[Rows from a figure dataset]
"""
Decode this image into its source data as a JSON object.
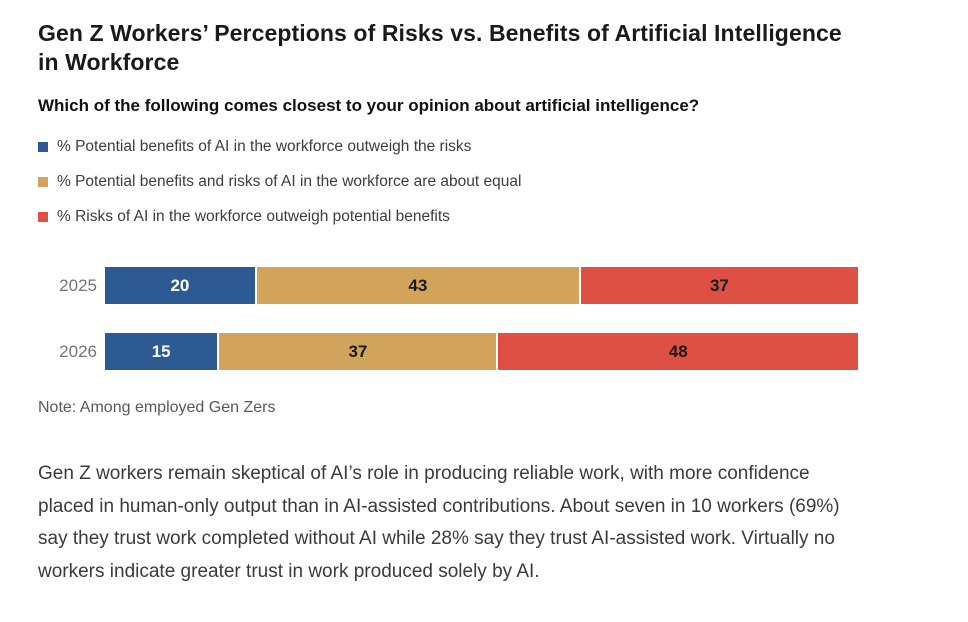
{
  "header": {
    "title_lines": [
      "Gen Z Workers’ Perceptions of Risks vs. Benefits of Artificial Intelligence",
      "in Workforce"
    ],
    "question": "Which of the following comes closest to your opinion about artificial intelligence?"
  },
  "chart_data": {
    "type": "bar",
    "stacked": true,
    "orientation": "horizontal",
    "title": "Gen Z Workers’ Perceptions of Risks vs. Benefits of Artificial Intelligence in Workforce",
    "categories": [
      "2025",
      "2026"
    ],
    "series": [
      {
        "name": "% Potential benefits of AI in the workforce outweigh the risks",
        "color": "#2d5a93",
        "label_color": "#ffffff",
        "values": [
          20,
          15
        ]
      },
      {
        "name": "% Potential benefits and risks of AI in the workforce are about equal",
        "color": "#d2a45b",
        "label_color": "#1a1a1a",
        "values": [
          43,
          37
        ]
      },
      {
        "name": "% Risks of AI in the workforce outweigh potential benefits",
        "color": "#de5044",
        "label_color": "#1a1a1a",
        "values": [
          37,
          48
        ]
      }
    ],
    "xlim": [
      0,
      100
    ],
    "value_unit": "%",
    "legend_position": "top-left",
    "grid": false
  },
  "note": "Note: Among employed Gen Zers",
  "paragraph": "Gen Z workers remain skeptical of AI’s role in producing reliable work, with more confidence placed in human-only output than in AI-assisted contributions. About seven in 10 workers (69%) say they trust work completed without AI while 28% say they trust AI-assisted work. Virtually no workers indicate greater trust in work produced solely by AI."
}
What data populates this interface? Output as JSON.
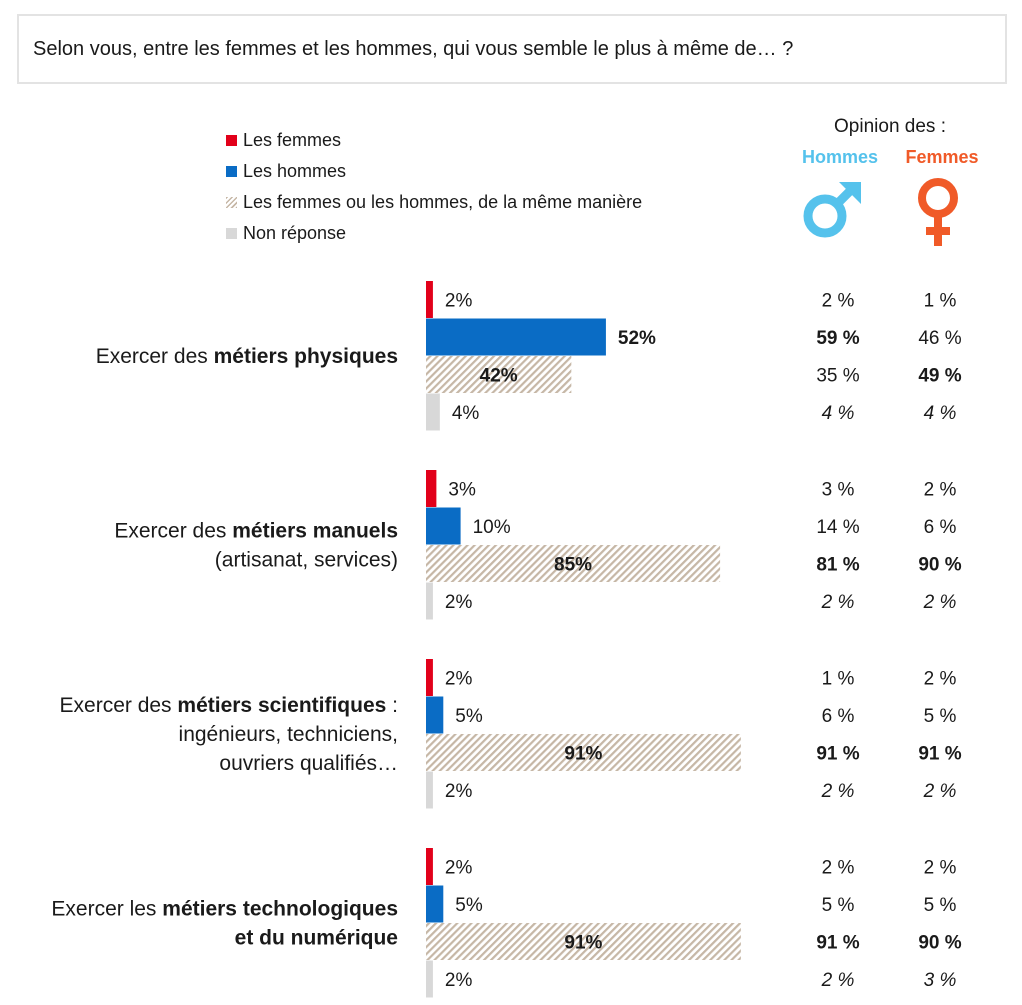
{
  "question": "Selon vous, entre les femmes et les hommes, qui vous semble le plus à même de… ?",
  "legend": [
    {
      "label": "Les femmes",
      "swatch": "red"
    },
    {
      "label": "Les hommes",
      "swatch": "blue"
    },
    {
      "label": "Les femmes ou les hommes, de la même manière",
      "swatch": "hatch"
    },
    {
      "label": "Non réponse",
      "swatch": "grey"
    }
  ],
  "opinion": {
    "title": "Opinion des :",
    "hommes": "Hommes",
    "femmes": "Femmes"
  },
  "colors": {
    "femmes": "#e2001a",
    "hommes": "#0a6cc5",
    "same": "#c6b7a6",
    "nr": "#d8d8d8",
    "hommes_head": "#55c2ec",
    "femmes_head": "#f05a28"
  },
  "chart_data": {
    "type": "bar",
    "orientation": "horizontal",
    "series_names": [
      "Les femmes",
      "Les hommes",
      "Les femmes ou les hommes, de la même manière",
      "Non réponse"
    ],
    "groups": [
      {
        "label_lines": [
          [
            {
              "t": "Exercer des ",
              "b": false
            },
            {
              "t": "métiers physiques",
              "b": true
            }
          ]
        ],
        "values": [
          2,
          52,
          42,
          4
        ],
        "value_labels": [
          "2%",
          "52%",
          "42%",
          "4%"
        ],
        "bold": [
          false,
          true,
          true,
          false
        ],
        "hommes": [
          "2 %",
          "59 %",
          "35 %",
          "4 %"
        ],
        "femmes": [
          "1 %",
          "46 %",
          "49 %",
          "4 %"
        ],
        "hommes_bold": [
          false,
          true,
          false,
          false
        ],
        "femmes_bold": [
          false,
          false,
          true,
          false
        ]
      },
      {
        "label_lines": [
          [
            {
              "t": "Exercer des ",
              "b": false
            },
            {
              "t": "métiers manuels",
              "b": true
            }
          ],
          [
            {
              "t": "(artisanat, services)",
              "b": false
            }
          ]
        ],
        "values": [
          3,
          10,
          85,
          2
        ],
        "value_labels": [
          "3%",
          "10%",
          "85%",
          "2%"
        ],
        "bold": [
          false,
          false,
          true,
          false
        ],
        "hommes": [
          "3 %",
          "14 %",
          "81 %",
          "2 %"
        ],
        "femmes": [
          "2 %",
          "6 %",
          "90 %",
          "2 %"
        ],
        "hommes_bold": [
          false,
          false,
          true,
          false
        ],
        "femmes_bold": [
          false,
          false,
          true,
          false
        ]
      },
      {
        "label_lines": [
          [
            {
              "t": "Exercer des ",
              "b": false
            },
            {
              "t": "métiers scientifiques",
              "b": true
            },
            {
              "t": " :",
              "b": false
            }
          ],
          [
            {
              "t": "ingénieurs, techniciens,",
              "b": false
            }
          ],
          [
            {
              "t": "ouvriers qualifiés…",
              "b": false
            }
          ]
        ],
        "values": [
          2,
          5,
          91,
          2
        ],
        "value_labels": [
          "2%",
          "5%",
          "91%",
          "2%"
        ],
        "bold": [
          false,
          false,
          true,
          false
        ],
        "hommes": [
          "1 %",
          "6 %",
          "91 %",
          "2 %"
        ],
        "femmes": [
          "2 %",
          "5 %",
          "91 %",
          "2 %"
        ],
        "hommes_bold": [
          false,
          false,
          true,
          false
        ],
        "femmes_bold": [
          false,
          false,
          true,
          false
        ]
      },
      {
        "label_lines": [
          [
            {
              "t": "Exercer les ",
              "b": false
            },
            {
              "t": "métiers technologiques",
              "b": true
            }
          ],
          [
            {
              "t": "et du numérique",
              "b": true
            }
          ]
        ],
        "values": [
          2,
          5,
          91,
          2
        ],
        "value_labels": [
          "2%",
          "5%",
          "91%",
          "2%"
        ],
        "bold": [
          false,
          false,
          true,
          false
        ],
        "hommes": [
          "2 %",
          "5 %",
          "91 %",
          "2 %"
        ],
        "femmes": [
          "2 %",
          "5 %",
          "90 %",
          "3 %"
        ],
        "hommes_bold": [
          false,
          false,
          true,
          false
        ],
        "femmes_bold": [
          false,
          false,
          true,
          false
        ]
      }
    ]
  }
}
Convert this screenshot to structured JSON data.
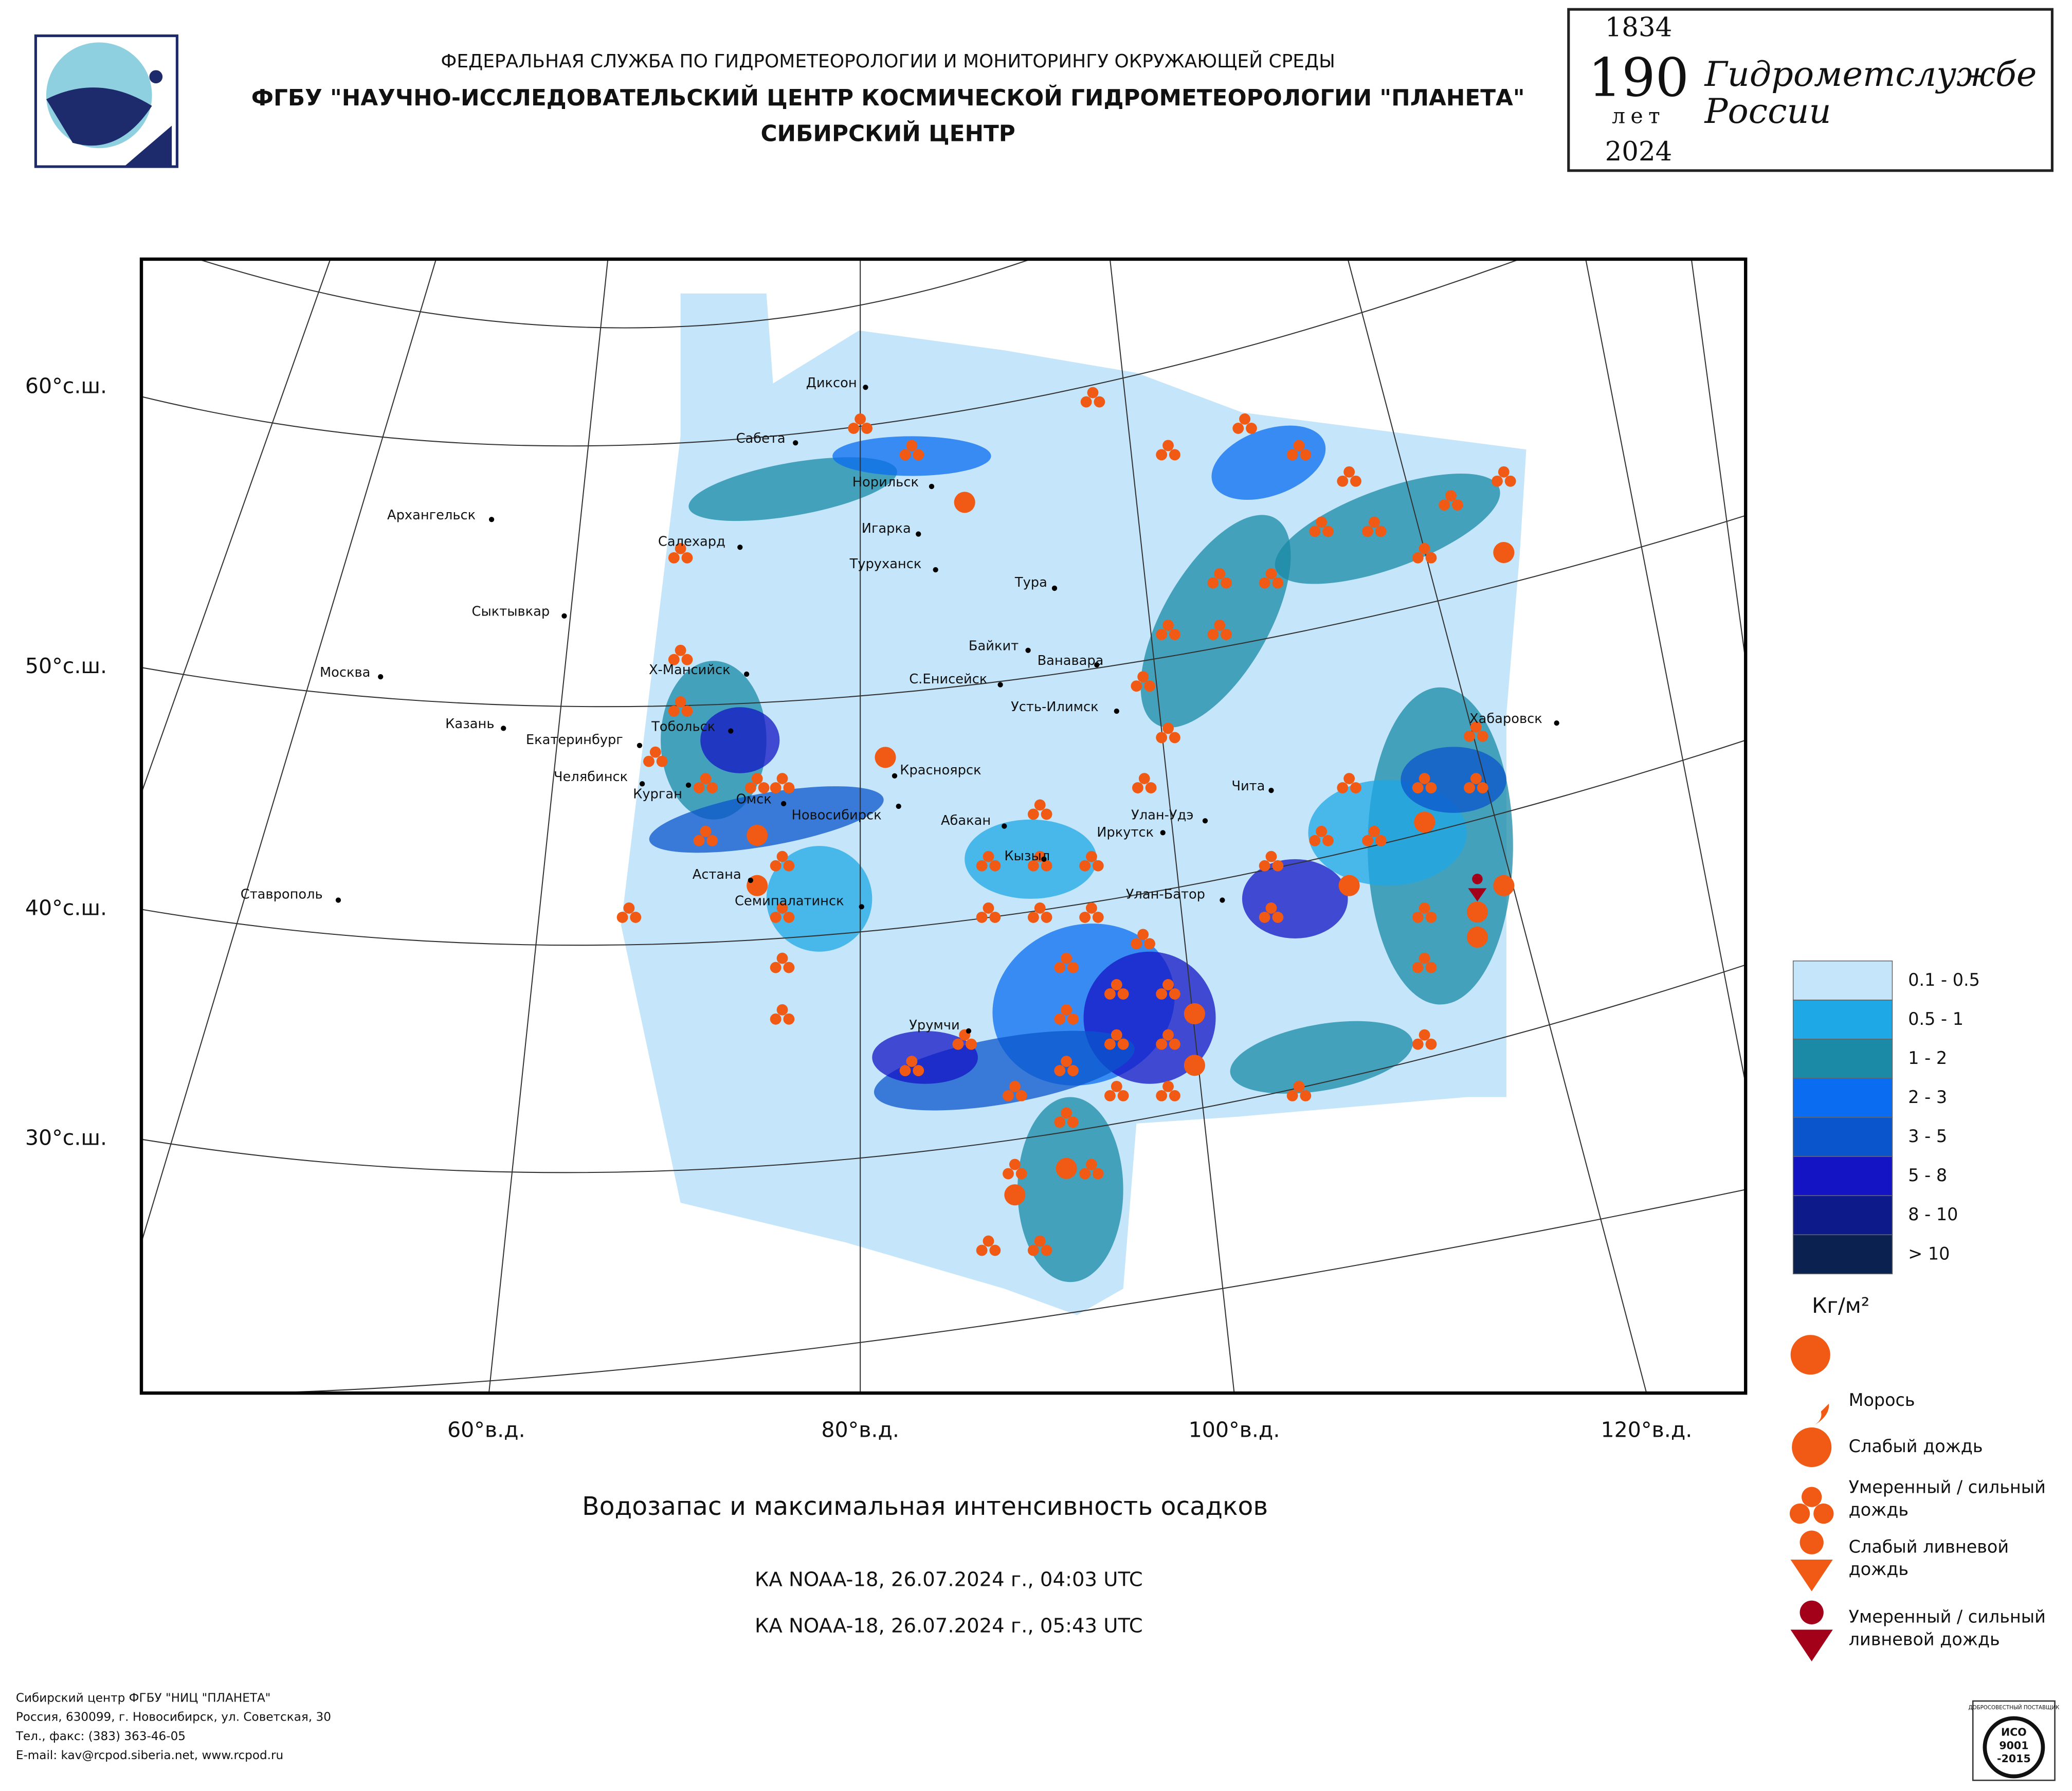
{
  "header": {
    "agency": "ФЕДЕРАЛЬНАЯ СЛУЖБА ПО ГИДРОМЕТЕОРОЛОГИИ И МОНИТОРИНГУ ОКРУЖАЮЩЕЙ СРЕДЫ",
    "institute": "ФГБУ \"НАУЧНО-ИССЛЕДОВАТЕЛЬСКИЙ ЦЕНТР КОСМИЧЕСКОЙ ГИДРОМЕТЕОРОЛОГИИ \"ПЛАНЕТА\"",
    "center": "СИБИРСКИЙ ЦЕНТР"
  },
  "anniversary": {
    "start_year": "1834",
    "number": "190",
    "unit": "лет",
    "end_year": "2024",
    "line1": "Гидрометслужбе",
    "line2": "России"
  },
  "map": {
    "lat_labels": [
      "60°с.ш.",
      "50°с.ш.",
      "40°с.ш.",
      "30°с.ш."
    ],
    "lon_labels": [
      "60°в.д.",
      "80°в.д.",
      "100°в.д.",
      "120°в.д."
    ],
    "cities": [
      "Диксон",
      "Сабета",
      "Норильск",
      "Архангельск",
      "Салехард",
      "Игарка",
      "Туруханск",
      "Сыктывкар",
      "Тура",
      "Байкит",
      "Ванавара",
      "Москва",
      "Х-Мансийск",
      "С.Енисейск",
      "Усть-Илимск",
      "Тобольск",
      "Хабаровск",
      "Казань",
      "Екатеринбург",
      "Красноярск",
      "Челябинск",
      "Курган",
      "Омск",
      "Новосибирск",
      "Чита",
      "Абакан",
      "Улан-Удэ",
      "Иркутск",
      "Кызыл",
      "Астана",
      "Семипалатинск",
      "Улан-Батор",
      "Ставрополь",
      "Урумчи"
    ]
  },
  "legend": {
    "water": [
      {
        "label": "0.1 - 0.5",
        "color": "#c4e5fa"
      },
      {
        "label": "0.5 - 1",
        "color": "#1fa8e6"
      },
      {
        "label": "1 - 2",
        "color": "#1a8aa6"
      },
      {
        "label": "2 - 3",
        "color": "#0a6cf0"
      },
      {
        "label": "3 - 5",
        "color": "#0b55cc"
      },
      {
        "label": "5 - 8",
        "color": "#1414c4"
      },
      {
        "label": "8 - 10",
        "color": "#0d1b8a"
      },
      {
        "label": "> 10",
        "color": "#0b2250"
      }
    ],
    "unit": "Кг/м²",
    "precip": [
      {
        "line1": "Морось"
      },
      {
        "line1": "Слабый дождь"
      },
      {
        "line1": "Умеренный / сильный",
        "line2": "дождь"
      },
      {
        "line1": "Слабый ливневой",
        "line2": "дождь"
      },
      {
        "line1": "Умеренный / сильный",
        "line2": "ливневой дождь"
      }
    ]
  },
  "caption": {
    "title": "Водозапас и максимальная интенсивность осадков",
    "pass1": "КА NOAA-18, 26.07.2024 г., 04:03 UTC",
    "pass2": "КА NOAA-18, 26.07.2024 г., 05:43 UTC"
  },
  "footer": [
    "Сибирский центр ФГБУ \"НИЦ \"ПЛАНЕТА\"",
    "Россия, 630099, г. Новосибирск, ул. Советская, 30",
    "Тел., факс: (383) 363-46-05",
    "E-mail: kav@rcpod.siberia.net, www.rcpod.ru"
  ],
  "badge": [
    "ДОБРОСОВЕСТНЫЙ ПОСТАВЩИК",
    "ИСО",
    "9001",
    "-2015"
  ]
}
"""
**Problem requirements:** Copy each line of the records above that carries the word "Новосибирск".

**Exercise response:**
      "Новосибирск",
    "Россия, 630099, г. Новосибирск, ул. Советская, 30",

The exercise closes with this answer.